**DATASET RECORDS**
>> BEGIN

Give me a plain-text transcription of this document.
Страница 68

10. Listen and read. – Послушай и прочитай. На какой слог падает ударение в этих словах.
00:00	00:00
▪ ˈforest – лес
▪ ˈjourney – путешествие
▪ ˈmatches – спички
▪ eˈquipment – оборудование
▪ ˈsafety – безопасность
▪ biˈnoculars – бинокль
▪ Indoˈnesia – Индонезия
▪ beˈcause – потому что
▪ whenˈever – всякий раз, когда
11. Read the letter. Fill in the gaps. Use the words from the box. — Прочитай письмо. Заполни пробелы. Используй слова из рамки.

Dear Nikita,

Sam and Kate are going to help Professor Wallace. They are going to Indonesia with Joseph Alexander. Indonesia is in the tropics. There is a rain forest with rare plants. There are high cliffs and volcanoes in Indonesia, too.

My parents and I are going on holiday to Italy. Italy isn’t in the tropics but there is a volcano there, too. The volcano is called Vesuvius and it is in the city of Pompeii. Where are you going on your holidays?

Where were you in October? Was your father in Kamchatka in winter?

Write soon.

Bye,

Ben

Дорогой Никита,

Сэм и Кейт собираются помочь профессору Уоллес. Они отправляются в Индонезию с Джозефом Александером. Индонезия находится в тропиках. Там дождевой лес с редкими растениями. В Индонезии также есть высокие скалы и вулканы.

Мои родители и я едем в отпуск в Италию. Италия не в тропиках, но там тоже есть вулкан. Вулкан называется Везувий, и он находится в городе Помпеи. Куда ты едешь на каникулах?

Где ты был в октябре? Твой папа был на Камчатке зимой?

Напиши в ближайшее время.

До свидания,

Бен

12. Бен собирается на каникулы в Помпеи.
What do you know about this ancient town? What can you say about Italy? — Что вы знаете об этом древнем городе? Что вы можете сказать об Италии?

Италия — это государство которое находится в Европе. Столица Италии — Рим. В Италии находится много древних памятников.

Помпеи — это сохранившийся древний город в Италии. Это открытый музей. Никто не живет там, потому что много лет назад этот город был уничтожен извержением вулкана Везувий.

>> END

**WHAT THE TASK ASKS**
Write down all the entries again without a single difference.

**CORRECT RESPONSE**
Give me a plain-text transcription of this document.
Страница 68

10. Listen and read. – Послушай и прочитай. На какой слог падает ударение в этих словах.
00:00	00:00
▪ ˈforest – лес
▪ ˈjourney – путешествие
▪ ˈmatches – спички
▪ eˈquipment – оборудование
▪ ˈsafety – безопасность
▪ biˈnoculars – бинокль
▪ Indoˈnesia – Индонезия
▪ beˈcause – потому что
▪ whenˈever – всякий раз, когда
11. Read the letter. Fill in the gaps. Use the words from the box. — Прочитай письмо. Заполни пробелы. Используй слова из рамки.

Dear Nikita,

Sam and Kate are going to help Professor Wallace. They are going to Indonesia with Joseph Alexander. Indonesia is in the tropics. There is a rain forest with rare plants. There are high cliffs and volcanoes in Indonesia, too.

My parents and I are going on holiday to Italy. Italy isn’t in the tropics but there is a volcano there, too. The volcano is called Vesuvius and it is in the city of Pompeii. Where are you going on your holidays?

Where were you in October? Was your father in Kamchatka in winter?

Write soon.

Bye,

Ben

Дорогой Никита,

Сэм и Кейт собираются помочь профессору Уоллес. Они отправляются в Индонезию с Джозефом Александером. Индонезия находится в тропиках. Там дождевой лес с редкими растениями. В Индонезии также есть высокие скалы и вулканы.

Мои родители и я едем в отпуск в Италию. Италия не в тропиках, но там тоже есть вулкан. Вулкан называется Везувий, и он находится в городе Помпеи. Куда ты едешь на каникулах?

Где ты был в октябре? Твой папа был на Камчатке зимой?

Напиши в ближайшее время.

До свидания,

Бен

12. Бен собирается на каникулы в Помпеи.
What do you know about this ancient town? What can you say about Italy? — Что вы знаете об этом древнем городе? Что вы можете сказать об Италии?

Италия — это государство которое находится в Европе. Столица Италии — Рим. В Италии находится много древних памятников.

Помпеи — это сохранившийся древний город в Италии. Это открытый музей. Никто не живет там, потому что много лет назад этот город был уничтожен извержением вулкана Везувий.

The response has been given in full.